• INPUT MATERIAL:

###

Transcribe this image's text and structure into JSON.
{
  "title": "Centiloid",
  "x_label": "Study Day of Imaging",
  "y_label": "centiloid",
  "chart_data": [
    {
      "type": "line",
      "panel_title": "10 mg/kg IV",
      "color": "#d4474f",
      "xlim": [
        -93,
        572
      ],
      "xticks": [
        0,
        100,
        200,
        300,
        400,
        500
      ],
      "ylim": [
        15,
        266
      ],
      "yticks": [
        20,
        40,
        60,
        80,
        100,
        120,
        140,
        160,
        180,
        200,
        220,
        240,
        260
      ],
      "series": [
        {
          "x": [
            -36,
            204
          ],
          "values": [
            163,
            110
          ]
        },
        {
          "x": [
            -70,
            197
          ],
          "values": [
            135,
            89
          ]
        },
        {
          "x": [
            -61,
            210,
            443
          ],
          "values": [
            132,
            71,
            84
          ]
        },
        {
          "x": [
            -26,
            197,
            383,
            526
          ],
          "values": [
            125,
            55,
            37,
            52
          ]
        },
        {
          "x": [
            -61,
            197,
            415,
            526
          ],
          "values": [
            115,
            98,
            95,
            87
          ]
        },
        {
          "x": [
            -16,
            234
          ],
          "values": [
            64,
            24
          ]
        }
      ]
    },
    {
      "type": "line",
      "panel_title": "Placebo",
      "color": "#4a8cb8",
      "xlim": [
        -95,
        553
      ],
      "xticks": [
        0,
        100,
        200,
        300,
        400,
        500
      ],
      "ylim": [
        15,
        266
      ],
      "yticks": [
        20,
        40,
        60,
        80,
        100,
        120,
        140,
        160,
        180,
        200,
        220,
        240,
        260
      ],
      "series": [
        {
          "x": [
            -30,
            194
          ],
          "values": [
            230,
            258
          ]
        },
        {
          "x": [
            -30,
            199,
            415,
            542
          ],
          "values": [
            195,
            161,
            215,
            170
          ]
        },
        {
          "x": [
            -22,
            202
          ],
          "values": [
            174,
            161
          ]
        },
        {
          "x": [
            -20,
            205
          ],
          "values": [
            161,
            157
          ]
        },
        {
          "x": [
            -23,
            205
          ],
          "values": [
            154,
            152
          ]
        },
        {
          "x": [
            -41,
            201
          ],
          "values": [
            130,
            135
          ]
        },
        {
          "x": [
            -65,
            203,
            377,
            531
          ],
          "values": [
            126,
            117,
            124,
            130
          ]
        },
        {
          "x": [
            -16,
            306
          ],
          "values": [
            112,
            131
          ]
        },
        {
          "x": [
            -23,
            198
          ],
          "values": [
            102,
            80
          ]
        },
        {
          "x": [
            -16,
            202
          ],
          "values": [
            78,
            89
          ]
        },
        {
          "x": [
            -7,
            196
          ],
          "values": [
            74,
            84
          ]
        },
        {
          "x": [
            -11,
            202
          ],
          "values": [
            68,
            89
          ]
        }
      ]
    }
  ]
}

###

• SET TASK:
Every entry must be output again, exactly as written above.

• EXERCISE OUTPUT:
Transcribe this image's text and structure into JSON.
{
  "title": "Centiloid",
  "x_label": "Study Day of Imaging",
  "y_label": "centiloid",
  "chart_data": [
    {
      "type": "line",
      "panel_title": "10 mg/kg IV",
      "color": "#d4474f",
      "xlim": [
        -93,
        572
      ],
      "xticks": [
        0,
        100,
        200,
        300,
        400,
        500
      ],
      "ylim": [
        15,
        266
      ],
      "yticks": [
        20,
        40,
        60,
        80,
        100,
        120,
        140,
        160,
        180,
        200,
        220,
        240,
        260
      ],
      "series": [
        {
          "x": [
            -36,
            204
          ],
          "values": [
            163,
            110
          ]
        },
        {
          "x": [
            -70,
            197
          ],
          "values": [
            135,
            89
          ]
        },
        {
          "x": [
            -61,
            210,
            443
          ],
          "values": [
            132,
            71,
            84
          ]
        },
        {
          "x": [
            -26,
            197,
            383,
            526
          ],
          "values": [
            125,
            55,
            37,
            52
          ]
        },
        {
          "x": [
            -61,
            197,
            415,
            526
          ],
          "values": [
            115,
            98,
            95,
            87
          ]
        },
        {
          "x": [
            -16,
            234
          ],
          "values": [
            64,
            24
          ]
        }
      ]
    },
    {
      "type": "line",
      "panel_title": "Placebo",
      "color": "#4a8cb8",
      "xlim": [
        -95,
        553
      ],
      "xticks": [
        0,
        100,
        200,
        300,
        400,
        500
      ],
      "ylim": [
        15,
        266
      ],
      "yticks": [
        20,
        40,
        60,
        80,
        100,
        120,
        140,
        160,
        180,
        200,
        220,
        240,
        260
      ],
      "series": [
        {
          "x": [
            -30,
            194
          ],
          "values": [
            230,
            258
          ]
        },
        {
          "x": [
            -30,
            199,
            415,
            542
          ],
          "values": [
            195,
            161,
            215,
            170
          ]
        },
        {
          "x": [
            -22,
            202
          ],
          "values": [
            174,
            161
          ]
        },
        {
          "x": [
            -20,
            205
          ],
          "values": [
            161,
            157
          ]
        },
        {
          "x": [
            -23,
            205
          ],
          "values": [
            154,
            152
          ]
        },
        {
          "x": [
            -41,
            201
          ],
          "values": [
            130,
            135
          ]
        },
        {
          "x": [
            -65,
            203,
            377,
            531
          ],
          "values": [
            126,
            117,
            124,
            130
          ]
        },
        {
          "x": [
            -16,
            306
          ],
          "values": [
            112,
            131
          ]
        },
        {
          "x": [
            -23,
            198
          ],
          "values": [
            102,
            80
          ]
        },
        {
          "x": [
            -16,
            202
          ],
          "values": [
            78,
            89
          ]
        },
        {
          "x": [
            -7,
            196
          ],
          "values": [
            74,
            84
          ]
        },
        {
          "x": [
            -11,
            202
          ],
          "values": [
            68,
            89
          ]
        }
      ]
    }
  ]
}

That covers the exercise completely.